* **WORK TO BE COMPLETED**:
Would it be possible to write out each entry below exactly, without the pictures?

───── SUPPLIED MATERIAL

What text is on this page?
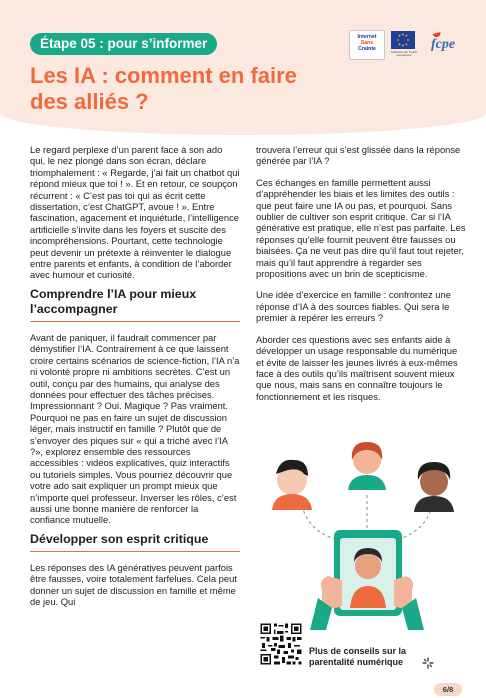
Étape 05 : pour s’informer
Les IA : comment en faire des alliés ?
Internet
Sans
Crainte	Cofinancé par l’Union européenne
fcpe

Le regard perplexe d’un parent face à son ado qui, le nez plongé dans son écran, déclare triomphalement : « Regarde, j’ai fait un chatbot qui répond mieux que toi ! ». Et en retour, ce soupçon récurrent : « C’est pas toi qui as écrit cette dissertation, c’est ChatGPT, avoue ! ». Entre fascination, agacement et inquiétude, l’intelligence artificielle s’invite dans les foyers et suscite des incompréhensions. Pourtant, cette technologie peut devenir un prétexte à réinventer le dialogue entre parents et enfants, à condition de l’aborder avec humour et curiosité.

Comprendre l’IA pour mieux l’accompagner

Avant de paniquer, il faudrait commencer par démystifier l’IA. Contrairement à ce que laissent croire certains scénarios de science-fiction, l’IA n’a ni volonté propre ni ambitions secrètes. C’est un outil, conçu par des humains, qui analyse des données pour effectuer des tâches précises. Impressionnant ? Oui. Magique ? Pas vraiment. Pourquoi ne pas en faire un sujet de discussion léger, mais instructif en famille ? Plutôt que de s’envoyer des piques sur « qui a triché avec l’IA ?», explorez ensemble des ressources accessibles : vidéos explicatives, quiz interactifs ou tutoriels simples. Vous pourriez découvrir que votre ado sait expliquer un prompt mieux que n’importe quel professeur. Inverser les rôles, c’est aussi une bonne manière de renforcer la confiance mutuelle.

Développer son esprit critique

Les réponses des IA génératives peuvent parfois être fausses, voire totalement farfelues. Cela peut donner un sujet de discussion en famille et même de jeu. Qui

trouvera l’erreur qui s’est glissée dans la réponse générée par l’IA ?

Ces échanges en famille permettent aussi d’appréhender les biais et les limites des outils : que peut faire une IA ou pas, et pourquoi. Sans oublier de cultiver son esprit critique. Car si l’IA générative est pratique, elle n’est pas parfaite. Les réponses qu’elle fournit peuvent être fausses ou biaisées. Ça ne veut pas dire qu’il faut tout rejeter, mais qu’il faut apprendre à regarder ses propositions avec un brin de scepticisme.

Une idée d’exercice en famille : confrontez une réponse d’IA à des sources fiables. Qui sera le premier à repérer les erreurs ?

Aborder ces questions avec ses enfants aide à développer un usage responsable du numérique et évite de laisser les jeunes livrés à eux-mêmes face à des outils qu’ils maîtrisent souvent mieux que nous, mais sans en connaître toujours le fonctionnement et les risques.

Plus de conseils sur la parentalité numérique
6/8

──────────

* **TASK ANSWER**:
What text is on this page?
Étape 05 : pour s’informer
Les IA : comment en faire des alliés ?
Internet
Sans
Crainte	Cofinancé par l’Union européenne
fcpe

Le regard perplexe d’un parent face à son ado qui, le nez plongé dans son écran, déclare triomphalement : « Regarde, j’ai fait un chatbot qui répond mieux que toi ! ». Et en retour, ce soupçon récurrent : « C’est pas toi qui as écrit cette dissertation, c’est ChatGPT, avoue ! ». Entre fascination, agacement et inquiétude, l’intelligence artificielle s’invite dans les foyers et suscite des incompréhensions. Pourtant, cette technologie peut devenir un prétexte à réinventer le dialogue entre parents et enfants, à condition de l’aborder avec humour et curiosité.

Comprendre l’IA pour mieux l’accompagner

Avant de paniquer, il faudrait commencer par démystifier l’IA. Contrairement à ce que laissent croire certains scénarios de science-fiction, l’IA n’a ni volonté propre ni ambitions secrètes. C’est un outil, conçu par des humains, qui analyse des données pour effectuer des tâches précises. Impressionnant ? Oui. Magique ? Pas vraiment. Pourquoi ne pas en faire un sujet de discussion léger, mais instructif en famille ? Plutôt que de s’envoyer des piques sur « qui a triché avec l’IA ?», explorez ensemble des ressources accessibles : vidéos explicatives, quiz interactifs ou tutoriels simples. Vous pourriez découvrir que votre ado sait expliquer un prompt mieux que n’importe quel professeur. Inverser les rôles, c’est aussi une bonne manière de renforcer la confiance mutuelle.

Développer son esprit critique

Les réponses des IA génératives peuvent parfois être fausses, voire totalement farfelues. Cela peut donner un sujet de discussion en famille et même de jeu. Qui

trouvera l’erreur qui s’est glissée dans la réponse générée par l’IA ?

Ces échanges en famille permettent aussi d’appréhender les biais et les limites des outils : que peut faire une IA ou pas, et pourquoi. Sans oublier de cultiver son esprit critique. Car si l’IA générative est pratique, elle n’est pas parfaite. Les réponses qu’elle fournit peuvent être fausses ou biaisées. Ça ne veut pas dire qu’il faut tout rejeter, mais qu’il faut apprendre à regarder ses propositions avec un brin de scepticisme.

Une idée d’exercice en famille : confrontez une réponse d’IA à des sources fiables. Qui sera le premier à repérer les erreurs ?

Aborder ces questions avec ses enfants aide à développer un usage responsable du numérique et évite de laisser les jeunes livrés à eux-mêmes face à des outils qu’ils maîtrisent souvent mieux que nous, mais sans en connaître toujours le fonctionnement et les risques.

Plus de conseils sur la parentalité numérique
6/8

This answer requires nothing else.